### Problem statement:
Keep only the lines of the listing that include the word "content", and copy them.

### Supplied records:
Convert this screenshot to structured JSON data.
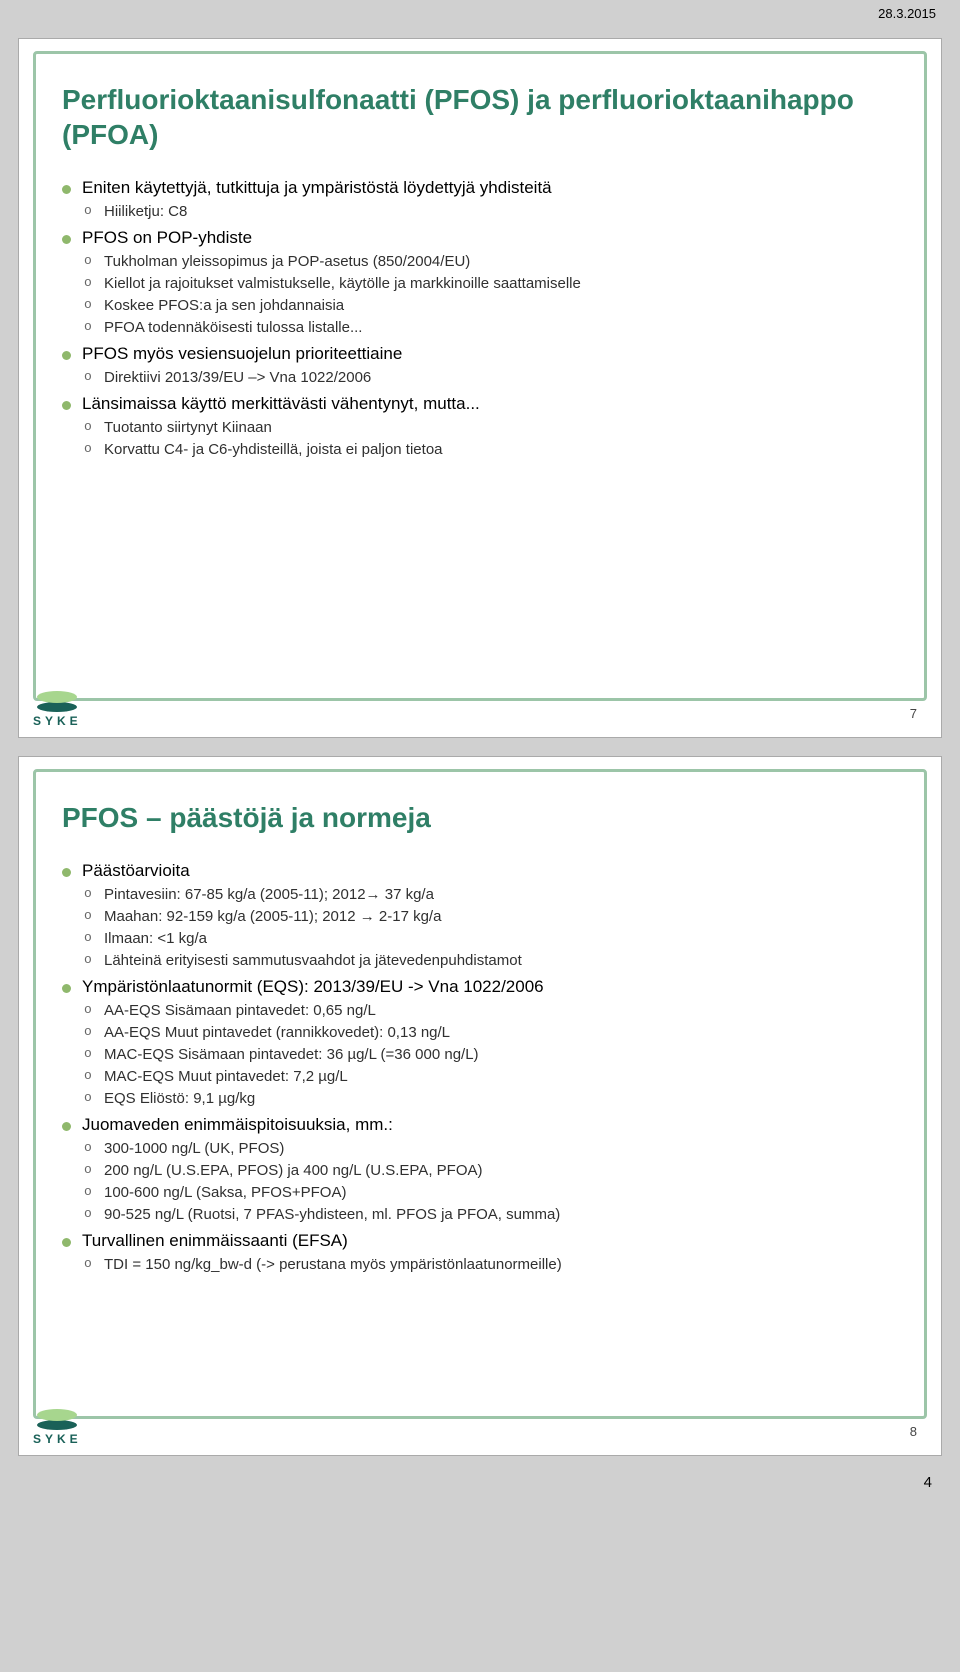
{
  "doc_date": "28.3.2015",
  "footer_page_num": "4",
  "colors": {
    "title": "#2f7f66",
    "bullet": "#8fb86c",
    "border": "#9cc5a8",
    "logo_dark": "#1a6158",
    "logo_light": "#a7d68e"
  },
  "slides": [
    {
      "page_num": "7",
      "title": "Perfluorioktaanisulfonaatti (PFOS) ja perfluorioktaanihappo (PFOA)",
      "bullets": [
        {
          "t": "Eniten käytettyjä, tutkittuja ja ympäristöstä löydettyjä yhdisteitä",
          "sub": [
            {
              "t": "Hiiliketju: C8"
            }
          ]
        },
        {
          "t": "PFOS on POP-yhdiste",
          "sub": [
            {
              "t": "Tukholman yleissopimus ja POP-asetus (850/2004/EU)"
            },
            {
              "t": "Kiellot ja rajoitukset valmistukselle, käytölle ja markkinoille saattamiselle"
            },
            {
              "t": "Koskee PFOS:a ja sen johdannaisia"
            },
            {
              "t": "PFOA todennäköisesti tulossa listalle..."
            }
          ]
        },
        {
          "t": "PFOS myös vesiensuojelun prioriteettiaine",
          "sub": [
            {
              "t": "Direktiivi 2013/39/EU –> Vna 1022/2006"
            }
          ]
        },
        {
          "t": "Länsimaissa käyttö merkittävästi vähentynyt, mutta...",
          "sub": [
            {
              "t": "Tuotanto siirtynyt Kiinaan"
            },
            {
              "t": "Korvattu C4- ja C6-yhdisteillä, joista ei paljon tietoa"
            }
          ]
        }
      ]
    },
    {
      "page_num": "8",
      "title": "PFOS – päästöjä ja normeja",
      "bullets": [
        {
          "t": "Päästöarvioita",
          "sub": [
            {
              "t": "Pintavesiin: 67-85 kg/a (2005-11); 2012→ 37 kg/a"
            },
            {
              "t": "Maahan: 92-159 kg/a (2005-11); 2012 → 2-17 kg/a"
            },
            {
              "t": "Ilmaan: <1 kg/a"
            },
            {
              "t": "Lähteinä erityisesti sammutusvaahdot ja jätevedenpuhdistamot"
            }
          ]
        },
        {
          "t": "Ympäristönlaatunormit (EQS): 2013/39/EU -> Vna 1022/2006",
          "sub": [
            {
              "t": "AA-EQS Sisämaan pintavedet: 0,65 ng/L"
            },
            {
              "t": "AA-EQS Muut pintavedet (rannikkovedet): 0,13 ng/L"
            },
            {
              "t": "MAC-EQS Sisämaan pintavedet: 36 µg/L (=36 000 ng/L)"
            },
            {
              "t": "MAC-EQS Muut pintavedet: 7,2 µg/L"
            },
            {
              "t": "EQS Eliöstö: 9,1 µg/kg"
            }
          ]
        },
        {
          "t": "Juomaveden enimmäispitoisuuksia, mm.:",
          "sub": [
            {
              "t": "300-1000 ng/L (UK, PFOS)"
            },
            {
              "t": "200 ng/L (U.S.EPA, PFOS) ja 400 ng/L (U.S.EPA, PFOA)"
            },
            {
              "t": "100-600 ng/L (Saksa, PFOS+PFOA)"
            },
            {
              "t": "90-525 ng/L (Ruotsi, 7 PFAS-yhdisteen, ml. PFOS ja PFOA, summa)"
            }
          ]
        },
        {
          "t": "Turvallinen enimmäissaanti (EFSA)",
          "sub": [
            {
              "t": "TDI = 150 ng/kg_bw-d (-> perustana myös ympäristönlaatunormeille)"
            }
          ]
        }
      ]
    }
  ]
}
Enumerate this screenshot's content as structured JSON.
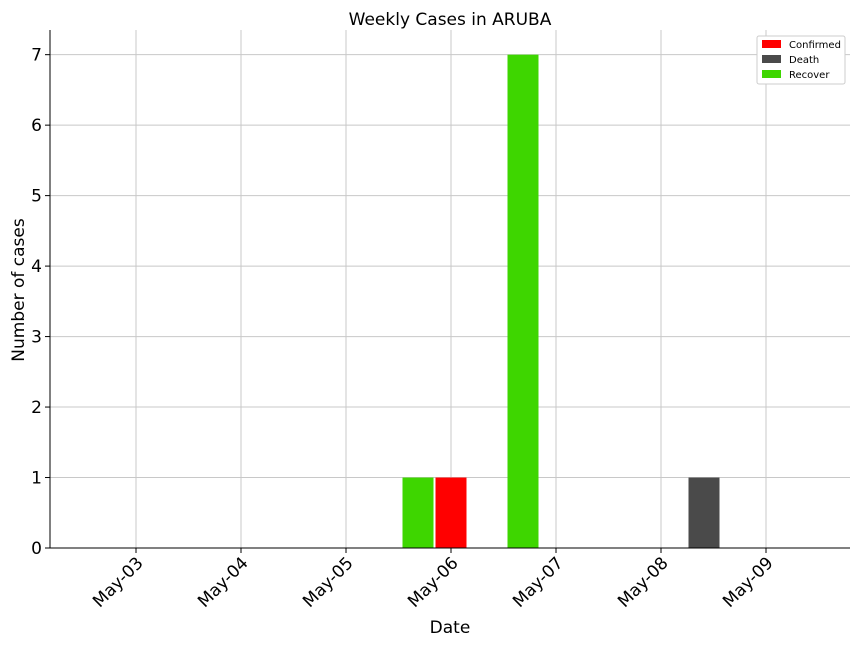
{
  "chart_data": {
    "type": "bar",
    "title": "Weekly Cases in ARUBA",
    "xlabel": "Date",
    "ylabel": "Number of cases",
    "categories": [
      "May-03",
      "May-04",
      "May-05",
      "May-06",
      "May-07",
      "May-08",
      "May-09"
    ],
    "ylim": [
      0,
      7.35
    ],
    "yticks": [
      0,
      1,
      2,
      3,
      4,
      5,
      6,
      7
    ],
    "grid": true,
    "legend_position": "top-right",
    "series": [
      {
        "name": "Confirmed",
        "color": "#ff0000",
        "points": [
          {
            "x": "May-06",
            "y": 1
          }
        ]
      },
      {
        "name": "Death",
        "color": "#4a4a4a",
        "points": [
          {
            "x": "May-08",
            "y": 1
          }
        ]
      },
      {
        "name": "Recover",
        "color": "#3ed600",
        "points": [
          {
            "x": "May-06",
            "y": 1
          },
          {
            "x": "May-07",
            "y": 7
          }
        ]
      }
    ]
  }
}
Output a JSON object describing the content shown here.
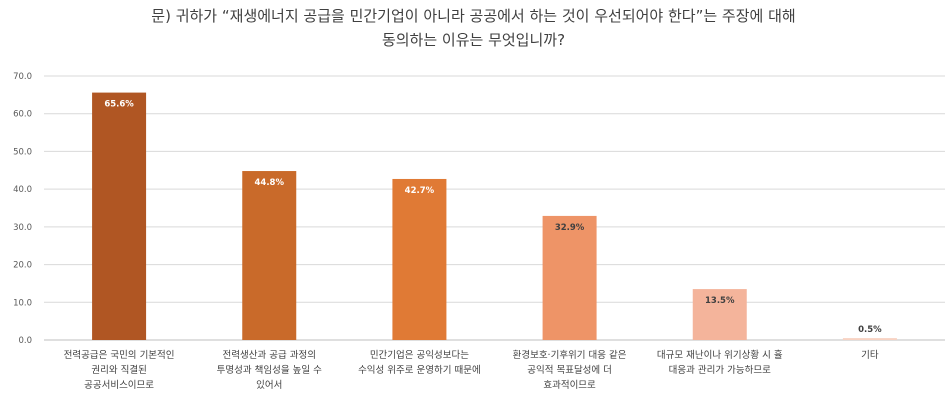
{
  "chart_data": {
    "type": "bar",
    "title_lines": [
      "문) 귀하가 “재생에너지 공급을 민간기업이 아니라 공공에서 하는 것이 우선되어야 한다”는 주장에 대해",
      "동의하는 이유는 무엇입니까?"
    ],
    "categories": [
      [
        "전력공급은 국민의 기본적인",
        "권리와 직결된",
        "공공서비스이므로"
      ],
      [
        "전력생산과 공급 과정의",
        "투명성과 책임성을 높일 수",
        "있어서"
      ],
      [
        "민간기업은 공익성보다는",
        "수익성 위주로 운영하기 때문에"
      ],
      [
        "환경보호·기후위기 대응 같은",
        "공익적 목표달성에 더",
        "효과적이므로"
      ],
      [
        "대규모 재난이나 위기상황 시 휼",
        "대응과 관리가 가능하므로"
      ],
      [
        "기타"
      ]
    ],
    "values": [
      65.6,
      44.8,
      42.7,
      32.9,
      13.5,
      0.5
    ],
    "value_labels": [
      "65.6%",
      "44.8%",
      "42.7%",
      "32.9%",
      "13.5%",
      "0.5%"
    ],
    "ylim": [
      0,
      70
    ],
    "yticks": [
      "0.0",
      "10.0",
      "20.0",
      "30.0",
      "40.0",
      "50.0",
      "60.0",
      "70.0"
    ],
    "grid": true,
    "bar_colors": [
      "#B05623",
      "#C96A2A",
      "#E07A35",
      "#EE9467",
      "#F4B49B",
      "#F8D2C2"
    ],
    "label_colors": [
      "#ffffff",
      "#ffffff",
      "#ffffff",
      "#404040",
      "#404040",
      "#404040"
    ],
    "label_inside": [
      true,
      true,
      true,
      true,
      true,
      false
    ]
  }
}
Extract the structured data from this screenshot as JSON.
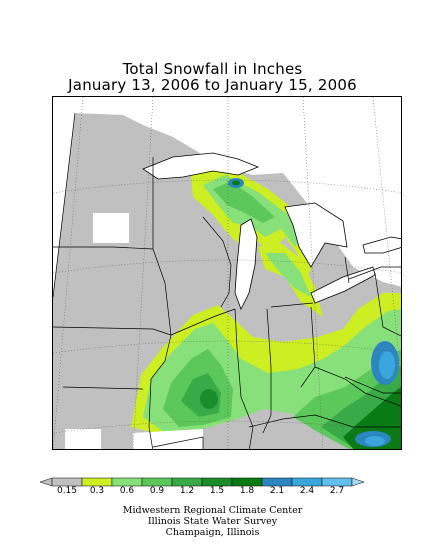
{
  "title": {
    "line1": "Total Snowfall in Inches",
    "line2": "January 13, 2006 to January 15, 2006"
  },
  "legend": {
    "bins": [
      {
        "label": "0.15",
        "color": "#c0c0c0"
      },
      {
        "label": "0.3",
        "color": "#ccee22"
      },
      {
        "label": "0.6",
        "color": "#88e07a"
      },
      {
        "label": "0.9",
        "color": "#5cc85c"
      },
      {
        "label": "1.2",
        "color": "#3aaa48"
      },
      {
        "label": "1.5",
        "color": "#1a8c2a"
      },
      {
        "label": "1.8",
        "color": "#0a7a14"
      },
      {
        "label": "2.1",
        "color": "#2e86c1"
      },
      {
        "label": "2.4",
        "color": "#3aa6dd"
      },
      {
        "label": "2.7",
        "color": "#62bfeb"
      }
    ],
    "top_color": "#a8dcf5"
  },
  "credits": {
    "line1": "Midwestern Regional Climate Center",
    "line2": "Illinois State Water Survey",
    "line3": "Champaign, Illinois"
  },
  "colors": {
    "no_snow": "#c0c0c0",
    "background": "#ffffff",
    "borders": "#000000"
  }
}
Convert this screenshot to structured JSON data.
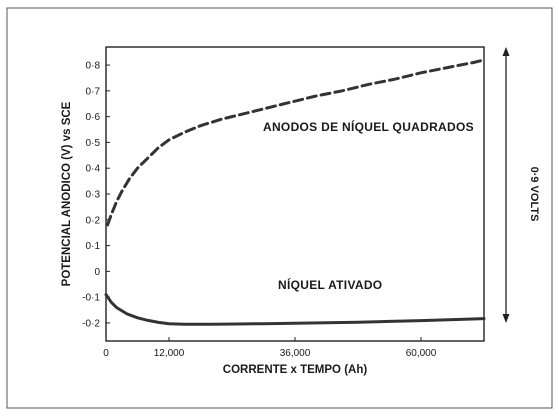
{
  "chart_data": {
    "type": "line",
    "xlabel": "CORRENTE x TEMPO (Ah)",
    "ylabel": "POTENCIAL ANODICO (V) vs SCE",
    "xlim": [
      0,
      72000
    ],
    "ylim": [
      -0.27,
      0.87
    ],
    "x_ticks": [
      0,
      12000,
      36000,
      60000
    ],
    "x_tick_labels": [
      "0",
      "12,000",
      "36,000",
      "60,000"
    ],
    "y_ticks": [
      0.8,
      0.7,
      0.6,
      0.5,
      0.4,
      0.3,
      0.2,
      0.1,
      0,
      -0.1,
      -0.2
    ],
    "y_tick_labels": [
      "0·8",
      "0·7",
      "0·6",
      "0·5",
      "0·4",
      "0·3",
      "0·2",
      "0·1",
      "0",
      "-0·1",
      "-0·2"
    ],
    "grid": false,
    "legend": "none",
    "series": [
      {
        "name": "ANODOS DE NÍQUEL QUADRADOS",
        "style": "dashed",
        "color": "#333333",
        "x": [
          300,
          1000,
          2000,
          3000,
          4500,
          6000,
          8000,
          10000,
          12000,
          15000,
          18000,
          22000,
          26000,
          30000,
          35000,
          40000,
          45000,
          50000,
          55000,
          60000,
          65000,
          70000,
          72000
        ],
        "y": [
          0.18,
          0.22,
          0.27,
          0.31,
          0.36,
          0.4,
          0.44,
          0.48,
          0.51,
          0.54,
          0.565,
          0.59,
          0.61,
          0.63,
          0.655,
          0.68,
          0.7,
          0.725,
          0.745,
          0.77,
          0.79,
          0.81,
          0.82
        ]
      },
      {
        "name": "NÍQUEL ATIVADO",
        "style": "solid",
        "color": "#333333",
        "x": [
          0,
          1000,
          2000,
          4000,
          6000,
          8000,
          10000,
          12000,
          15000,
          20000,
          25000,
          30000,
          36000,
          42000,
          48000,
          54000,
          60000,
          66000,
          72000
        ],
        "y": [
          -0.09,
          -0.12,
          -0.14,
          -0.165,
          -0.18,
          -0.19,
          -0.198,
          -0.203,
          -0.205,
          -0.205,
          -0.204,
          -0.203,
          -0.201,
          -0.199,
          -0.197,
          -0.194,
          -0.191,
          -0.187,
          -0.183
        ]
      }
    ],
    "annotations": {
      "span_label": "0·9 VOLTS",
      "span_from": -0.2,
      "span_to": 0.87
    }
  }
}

### Complete answer:
Enumerate this screenshot's content as structured JSON.
Output a JSON object describing the content shown here.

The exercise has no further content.